What is being asked:
Output solely the number of lines containing the string "document".
##### Data shown
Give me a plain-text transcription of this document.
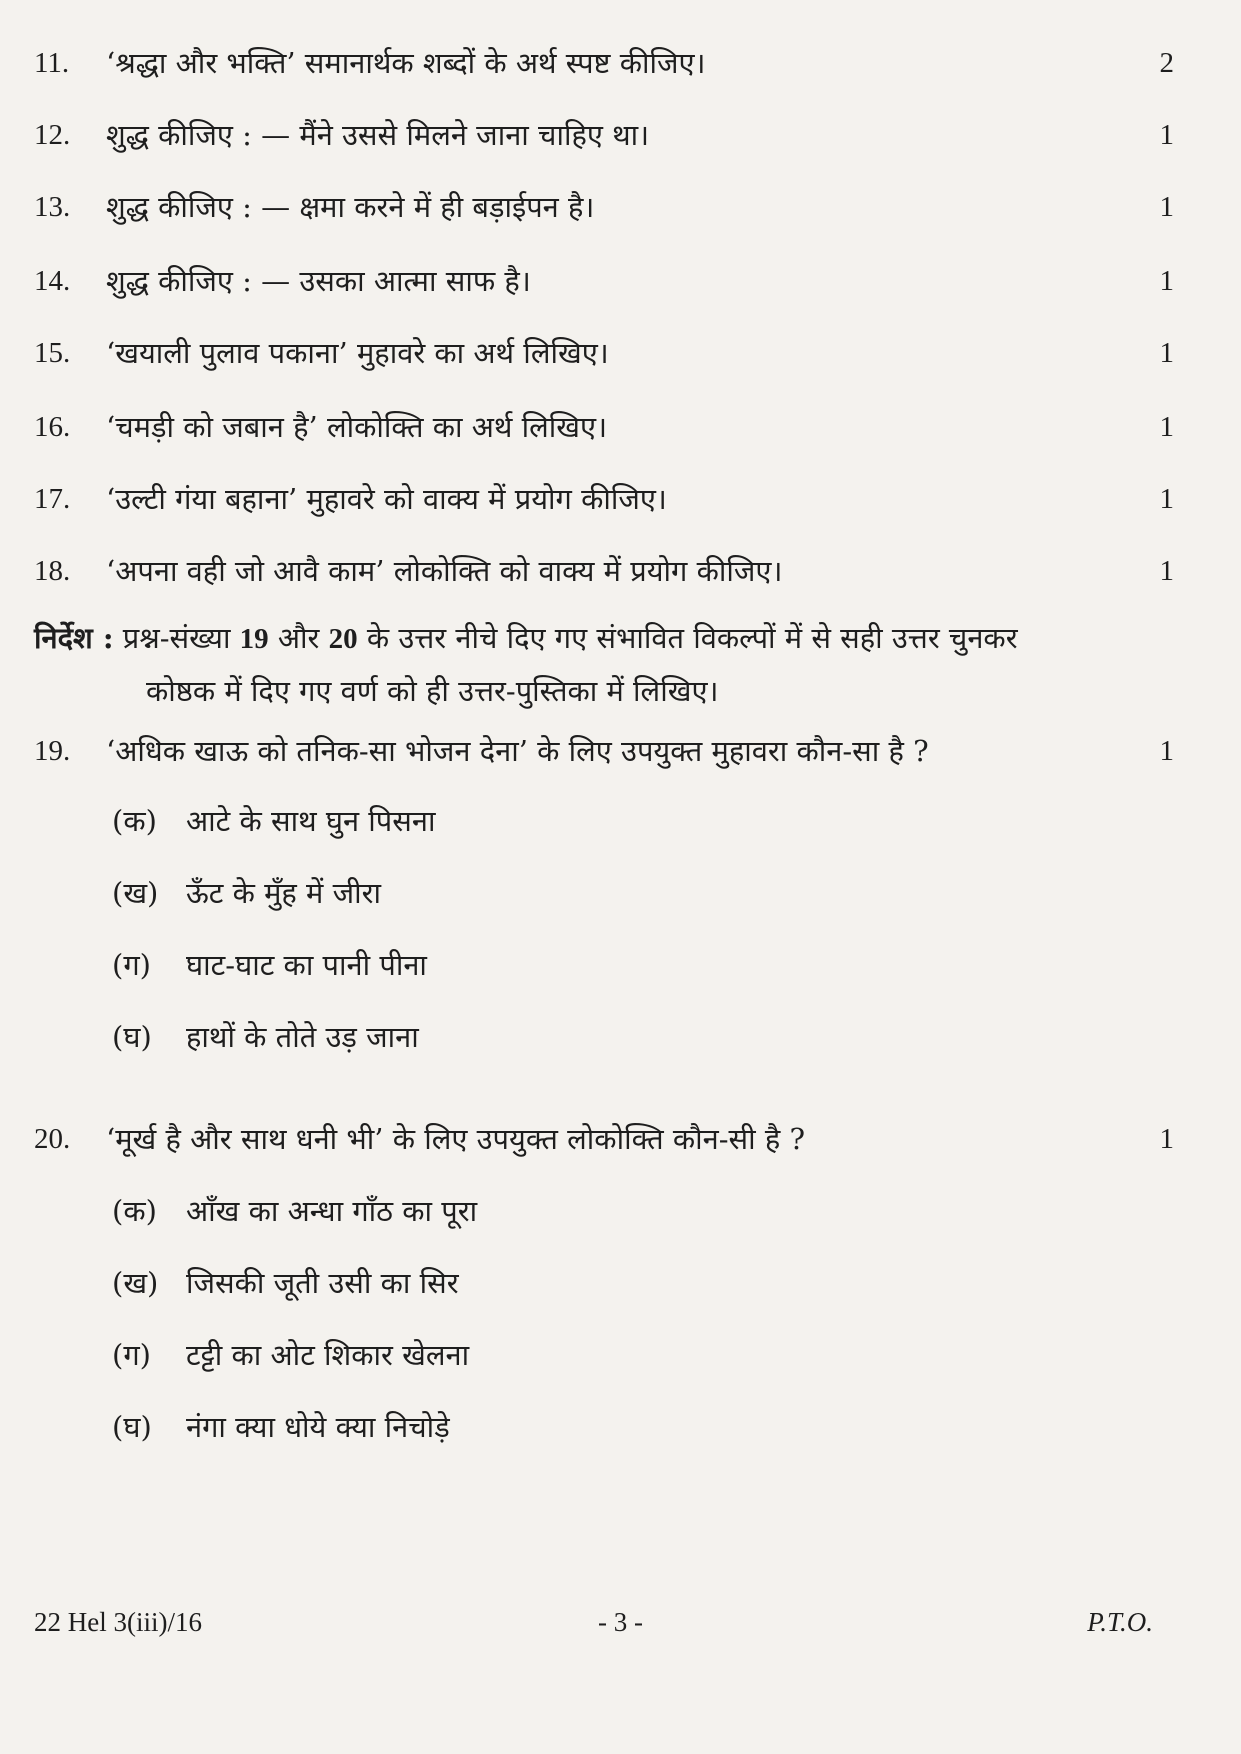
11.	‘श्रद्धा और भक्ति’ समानार्थक शब्दों के अर्थ स्पष्ट कीजिए।	2
12.	शुद्ध कीजिए : — मैंने उससे मिलने जाना चाहिए था।	1
13.	शुद्ध कीजिए : — क्षमा करने में ही बड़ाईपन है।	1
14.	शुद्ध कीजिए : — उसका आत्मा साफ है।	1
15.	‘खयाली पुलाव पकाना’ मुहावरे का अर्थ लिखिए।	1
16.	‘चमड़ी को जबान है’ लोकोक्ति का अर्थ लिखिए।	1
17.	‘उल्टी गंया बहाना’ मुहावरे को वाक्य में प्रयोग कीजिए।	1
18.	‘अपना वही जो आवै काम’ लोकोक्ति को वाक्य में प्रयोग कीजिए।	1
निर्देश : प्रश्न-संख्या 19 और 20 के उत्तर नीचे दिए गए संभावित विकल्पों में से सही उत्तर चुनकर
कोष्ठक में दिए गए वर्ण को ही उत्तर-पुस्तिका में लिखिए।
19.	‘अधिक खाऊ को तनिक-सा भोजन देना’ के लिए उपयुक्त मुहावरा कौन-सा है ?	1
(क) आटे के साथ घुन पिसना
(ख) ऊँट के मुँह में जीरा
(ग) घाट-घाट का पानी पीना
(घ) हाथों के तोते उड़ जाना
20.	‘मूर्ख है और साथ धनी भी’ के लिए उपयुक्त लोकोक्ति कौन-सी है ?	1
(क) आँख का अन्धा गाँठ का पूरा
(ख) जिसकी जूती उसी का सिर
(ग) टट्टी का ओट शिकार खेलना
(घ) नंगा क्या धोये क्या निचोड़े
22 Hel 3(iii)/16	- 3 -	P.T.O.
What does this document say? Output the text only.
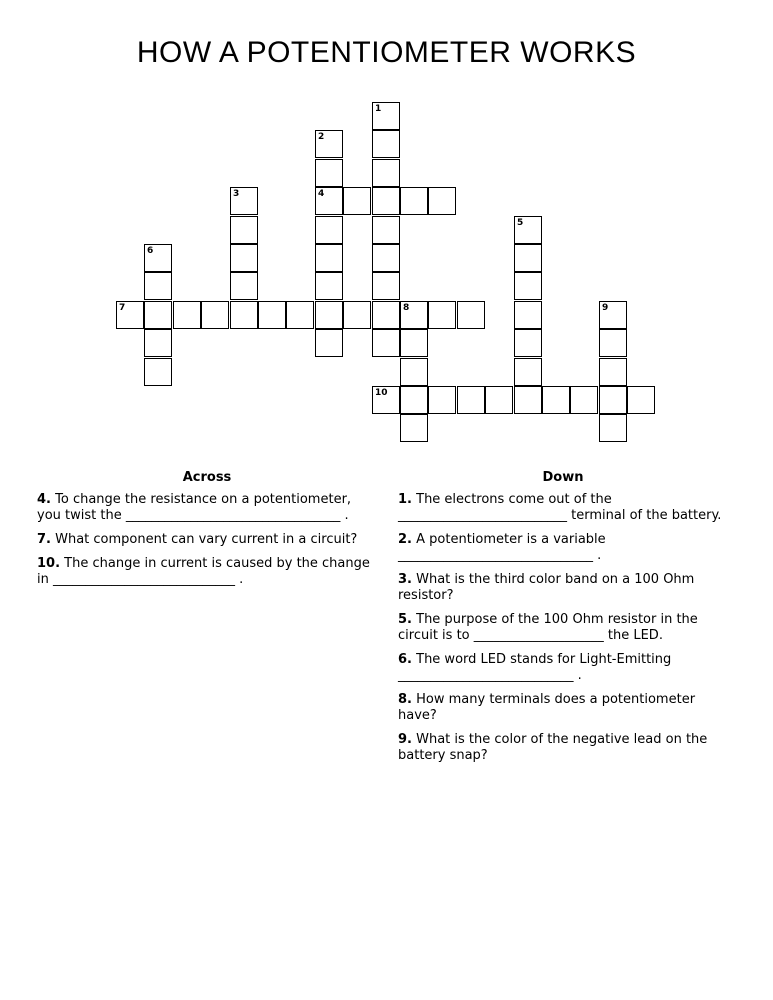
HOW A POTENTIOMETER WORKS
1
2
4
3
5
6
7	8	9
10
Across
4. To change the resistance on a potentiometer, you twist the _________________________________ .
7. What component can vary current in a circuit?
10. The change in current is caused by the change in ____________________________ .
Down
1. The electrons come out of the __________________________ terminal of the battery.
2. A potentiometer is a variable ______________________________ .
3. What is the third color band on a 100 Ohm resistor?
5. The purpose of the 100 Ohm resistor in the circuit is to ____________________ the LED.
6. The word LED stands for Light-Emitting ___________________________ .
8. How many terminals does a potentiometer have?
9. What is the color of the negative lead on the battery snap?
##########
Task output:
2